* WHAT THE TASK REQUIRES:
The answer should be a single number: how many lines of the entries below hold the word "save".

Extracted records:

-----

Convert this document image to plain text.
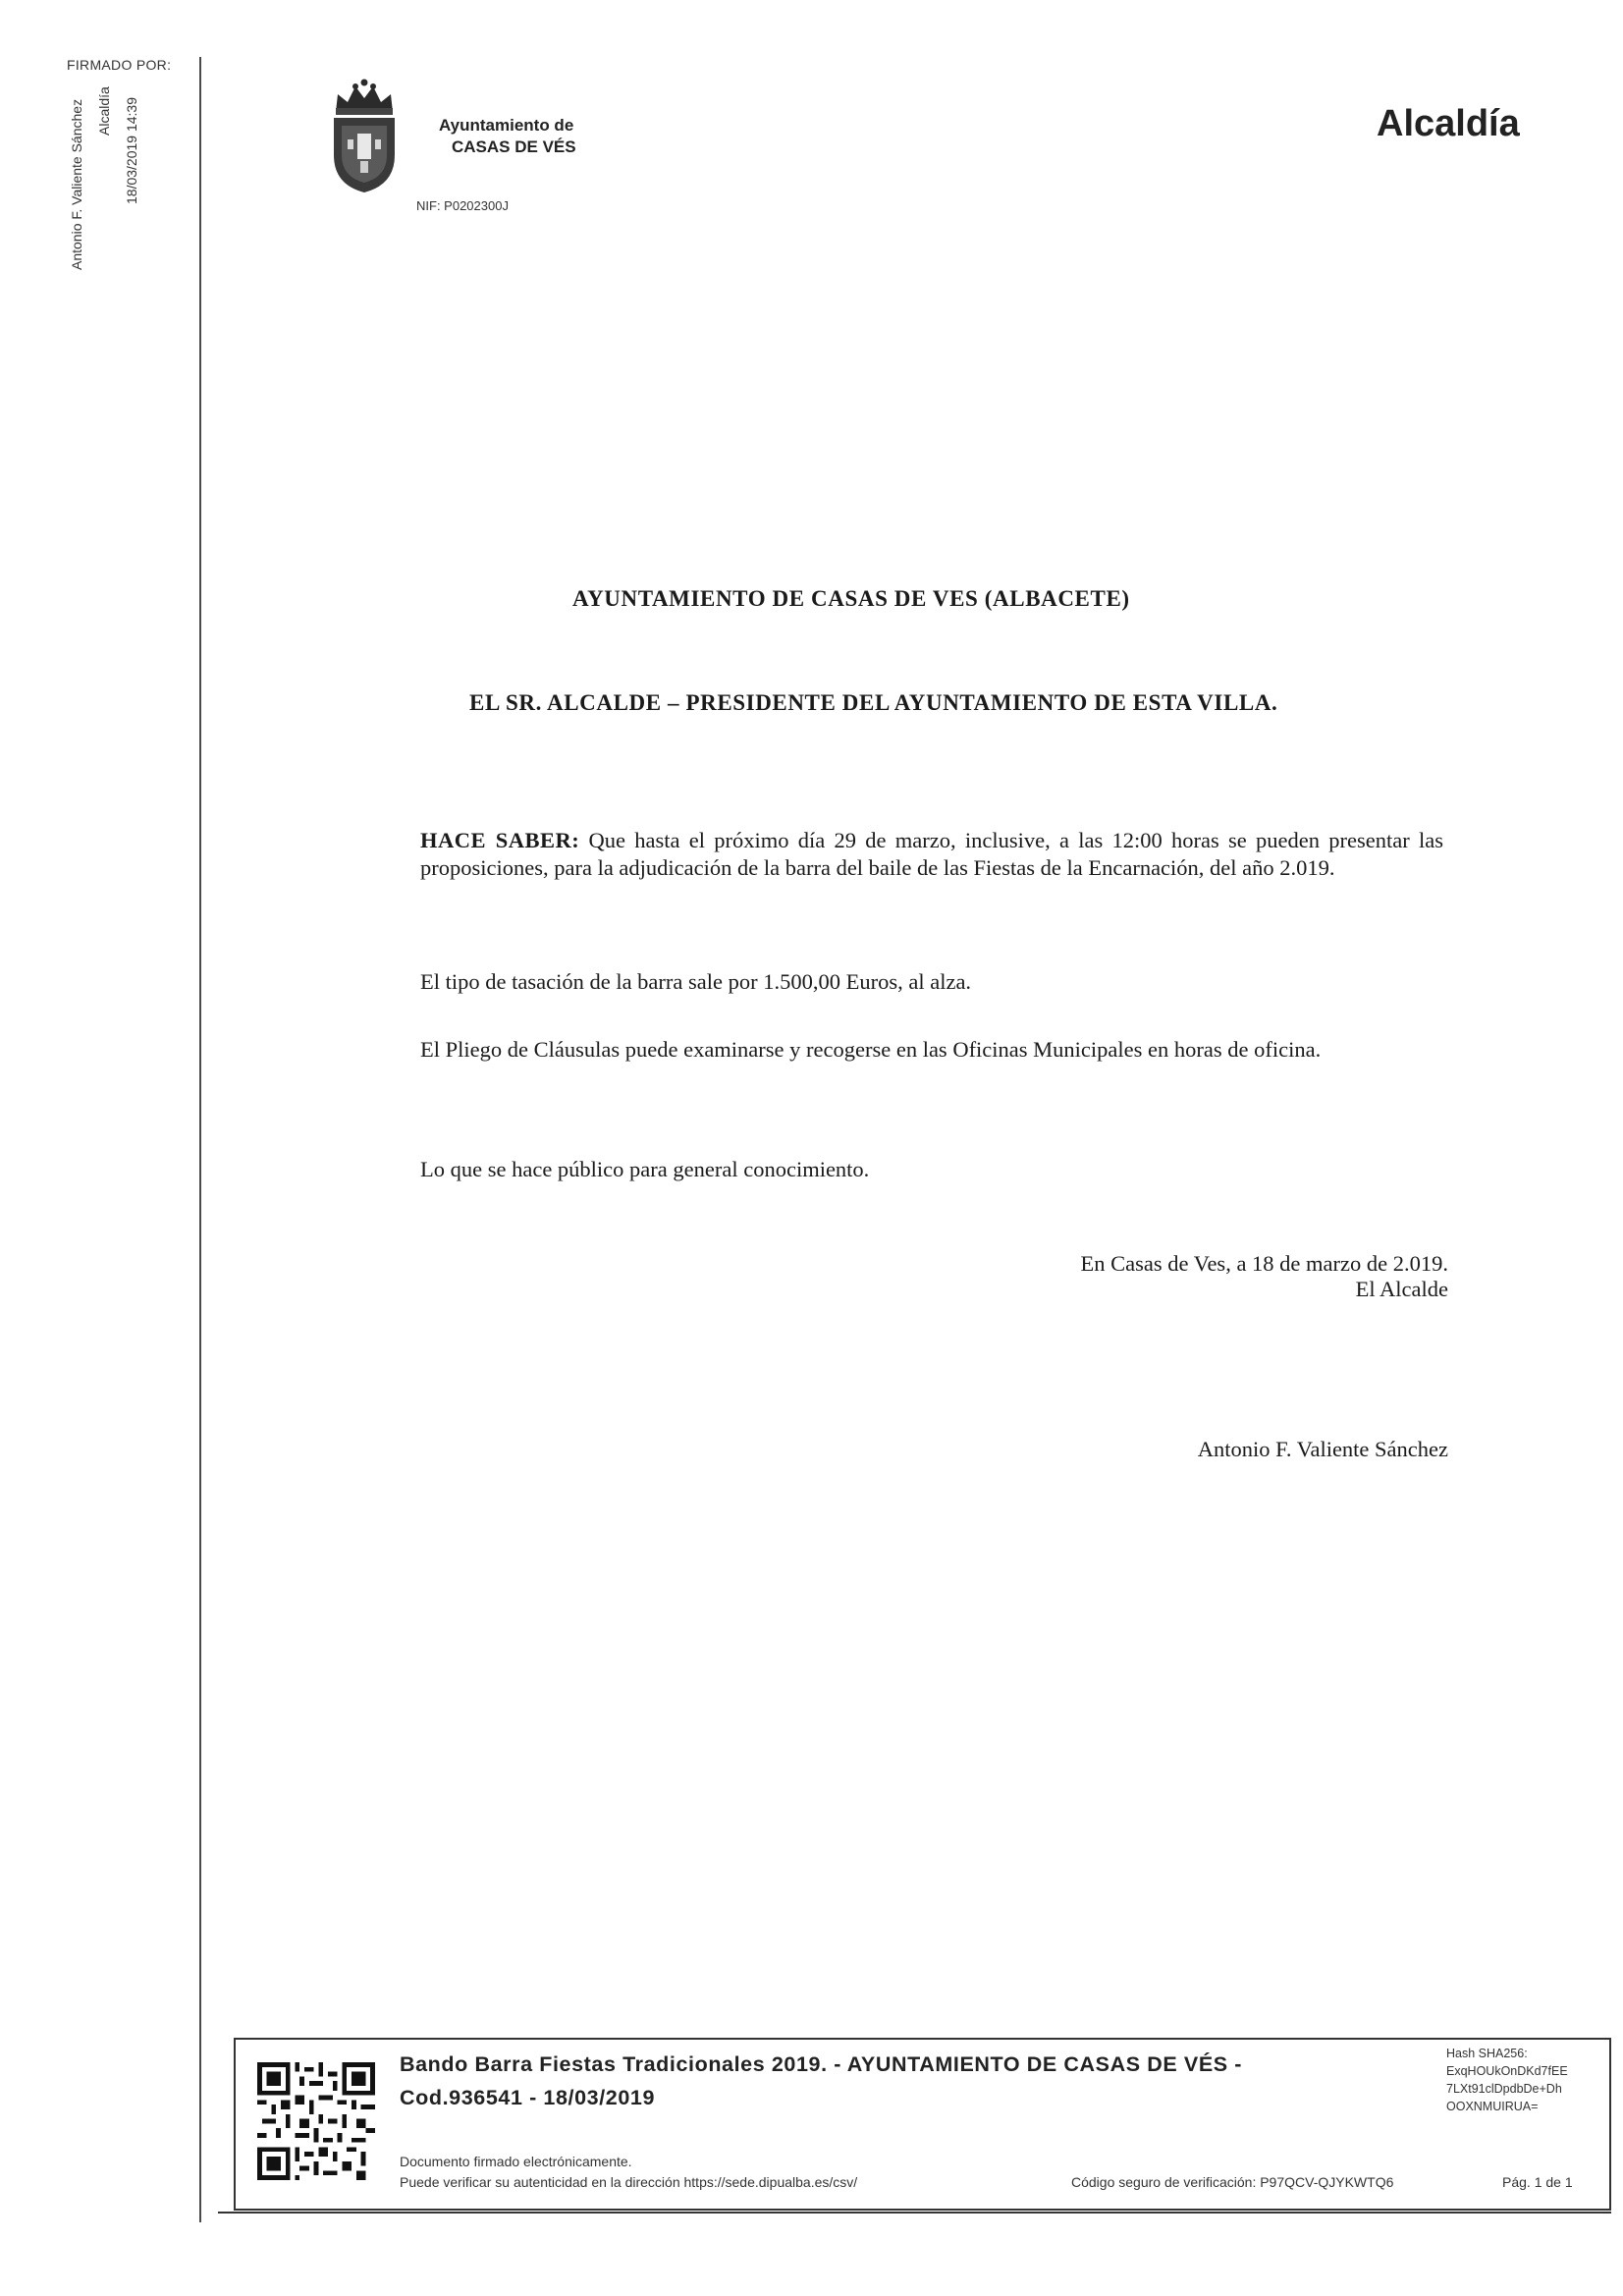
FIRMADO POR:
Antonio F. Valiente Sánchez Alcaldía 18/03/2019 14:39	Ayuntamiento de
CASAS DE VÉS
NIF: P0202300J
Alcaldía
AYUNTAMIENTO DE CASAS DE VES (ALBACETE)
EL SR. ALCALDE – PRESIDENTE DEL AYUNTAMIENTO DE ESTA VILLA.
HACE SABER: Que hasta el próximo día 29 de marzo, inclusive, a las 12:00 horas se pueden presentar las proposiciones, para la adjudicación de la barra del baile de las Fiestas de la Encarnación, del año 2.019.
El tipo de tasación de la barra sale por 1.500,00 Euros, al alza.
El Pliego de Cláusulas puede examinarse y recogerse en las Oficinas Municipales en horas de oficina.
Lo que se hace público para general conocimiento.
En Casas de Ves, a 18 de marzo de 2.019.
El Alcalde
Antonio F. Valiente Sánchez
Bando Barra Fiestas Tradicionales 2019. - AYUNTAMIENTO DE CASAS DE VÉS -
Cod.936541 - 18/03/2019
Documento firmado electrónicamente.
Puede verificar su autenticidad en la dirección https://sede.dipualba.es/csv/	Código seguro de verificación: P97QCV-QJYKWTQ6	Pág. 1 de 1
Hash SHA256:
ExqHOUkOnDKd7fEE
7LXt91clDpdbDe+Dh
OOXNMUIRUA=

-----

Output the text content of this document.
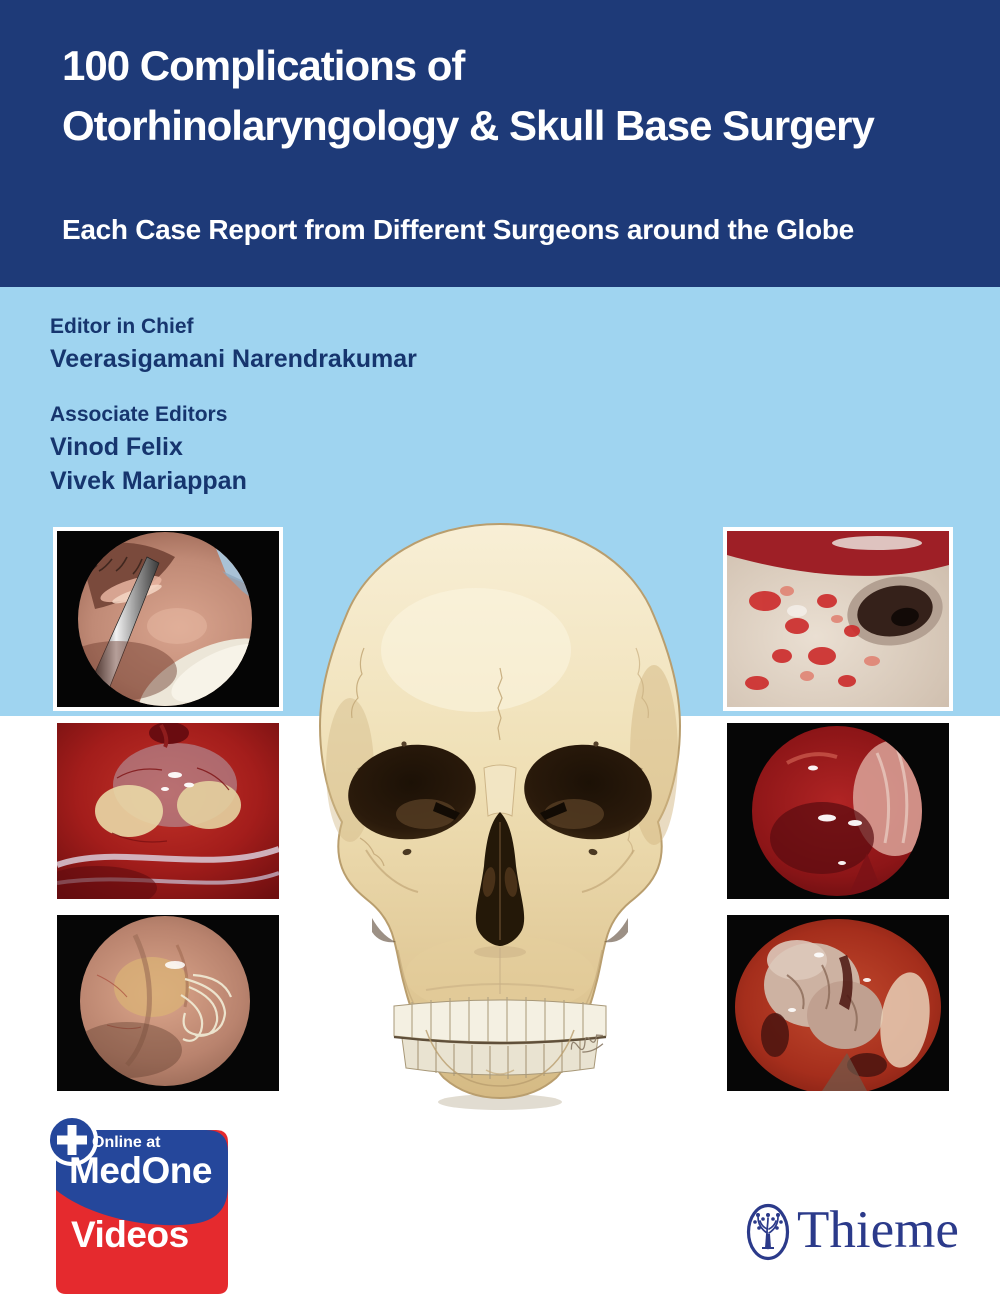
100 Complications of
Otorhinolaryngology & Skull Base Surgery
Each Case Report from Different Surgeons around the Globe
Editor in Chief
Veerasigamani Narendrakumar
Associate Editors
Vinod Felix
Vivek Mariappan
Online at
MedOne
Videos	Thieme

-----

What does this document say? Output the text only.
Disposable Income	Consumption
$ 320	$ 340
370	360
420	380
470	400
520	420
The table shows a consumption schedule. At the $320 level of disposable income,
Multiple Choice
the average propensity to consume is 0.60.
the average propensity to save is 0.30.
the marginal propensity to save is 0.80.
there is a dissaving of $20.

-----

* FULL OUTPUT:
2